* **The exercise**
Reproduce the data below in full and exclude every picture.

* **Data tied to figure images**
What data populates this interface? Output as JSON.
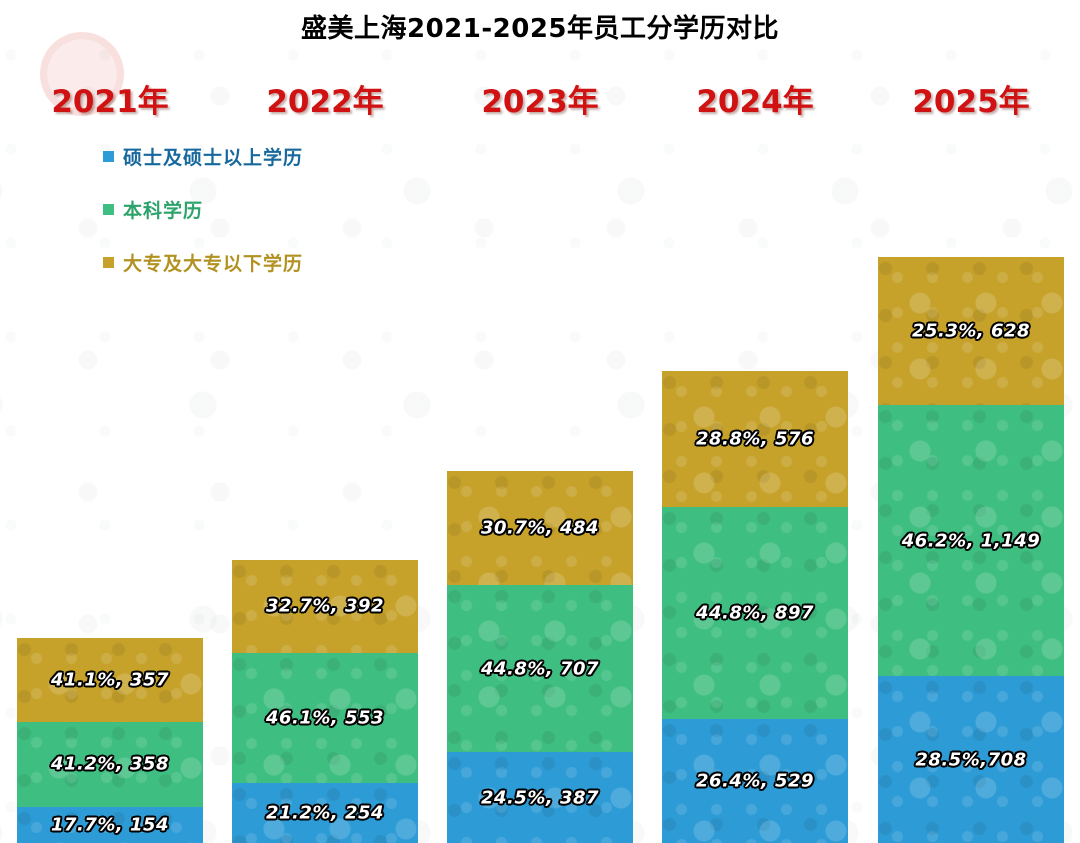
{
  "title": "盛美上海2021-2025年员工分学历对比",
  "year_label_color": "#d01212",
  "legend": [
    {
      "label": "硕士及硕士以上学历",
      "color": "#2d9bd5",
      "text_color": "#16689d"
    },
    {
      "label": "本科学历",
      "color": "#3fbe81",
      "text_color": "#2da26b"
    },
    {
      "label": "大专及大专以下学历",
      "color": "#c6a22b",
      "text_color": "#b29120"
    }
  ],
  "chart_data": {
    "type": "bar",
    "stacked": true,
    "title": "盛美上海2021-2025年员工分学历对比",
    "categories": [
      "2021年",
      "2022年",
      "2023年",
      "2024年",
      "2025年"
    ],
    "series": [
      {
        "key": "master",
        "name": "硕士及硕士以上学历",
        "color": "#2d9bd5",
        "values": [
          154,
          254,
          387,
          529,
          708
        ],
        "percents": [
          17.7,
          21.2,
          24.5,
          26.4,
          28.5
        ],
        "labels": [
          "17.7%, 154",
          "21.2%, 254",
          "24.5%, 387",
          "26.4%, 529",
          "28.5%,708"
        ]
      },
      {
        "key": "bachelor",
        "name": "本科学历",
        "color": "#3fbe81",
        "values": [
          358,
          553,
          707,
          897,
          1149
        ],
        "percents": [
          41.2,
          46.1,
          44.8,
          44.8,
          46.2
        ],
        "labels": [
          "41.2%, 358",
          "46.1%, 553",
          "44.8%, 707",
          "44.8%, 897",
          "46.2%, 1,149"
        ]
      },
      {
        "key": "associate",
        "name": "大专及大专以下学历",
        "color": "#c6a22b",
        "values": [
          357,
          392,
          484,
          576,
          628
        ],
        "percents": [
          41.1,
          32.7,
          30.7,
          28.8,
          25.3
        ],
        "labels": [
          "41.1%, 357",
          "32.7%, 392",
          "30.7%, 484",
          "28.8%, 576",
          "25.3%, 628"
        ]
      }
    ],
    "legend_position": "top-left",
    "grid": false
  }
}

* **The result**
What data populates this interface? Output as JSON.
{
  "title": "盛美上海2021-2025年员工分学历对比",
  "year_label_color": "#d01212",
  "legend": [
    {
      "label": "硕士及硕士以上学历",
      "color": "#2d9bd5",
      "text_color": "#16689d"
    },
    {
      "label": "本科学历",
      "color": "#3fbe81",
      "text_color": "#2da26b"
    },
    {
      "label": "大专及大专以下学历",
      "color": "#c6a22b",
      "text_color": "#b29120"
    }
  ],
  "chart_data": {
    "type": "bar",
    "stacked": true,
    "title": "盛美上海2021-2025年员工分学历对比",
    "categories": [
      "2021年",
      "2022年",
      "2023年",
      "2024年",
      "2025年"
    ],
    "series": [
      {
        "key": "master",
        "name": "硕士及硕士以上学历",
        "color": "#2d9bd5",
        "values": [
          154,
          254,
          387,
          529,
          708
        ],
        "percents": [
          17.7,
          21.2,
          24.5,
          26.4,
          28.5
        ],
        "labels": [
          "17.7%, 154",
          "21.2%, 254",
          "24.5%, 387",
          "26.4%, 529",
          "28.5%,708"
        ]
      },
      {
        "key": "bachelor",
        "name": "本科学历",
        "color": "#3fbe81",
        "values": [
          358,
          553,
          707,
          897,
          1149
        ],
        "percents": [
          41.2,
          46.1,
          44.8,
          44.8,
          46.2
        ],
        "labels": [
          "41.2%, 358",
          "46.1%, 553",
          "44.8%, 707",
          "44.8%, 897",
          "46.2%, 1,149"
        ]
      },
      {
        "key": "associate",
        "name": "大专及大专以下学历",
        "color": "#c6a22b",
        "values": [
          357,
          392,
          484,
          576,
          628
        ],
        "percents": [
          41.1,
          32.7,
          30.7,
          28.8,
          25.3
        ],
        "labels": [
          "41.1%, 357",
          "32.7%, 392",
          "30.7%, 484",
          "28.8%, 576",
          "25.3%, 628"
        ]
      }
    ],
    "legend_position": "top-left",
    "grid": false
  }
}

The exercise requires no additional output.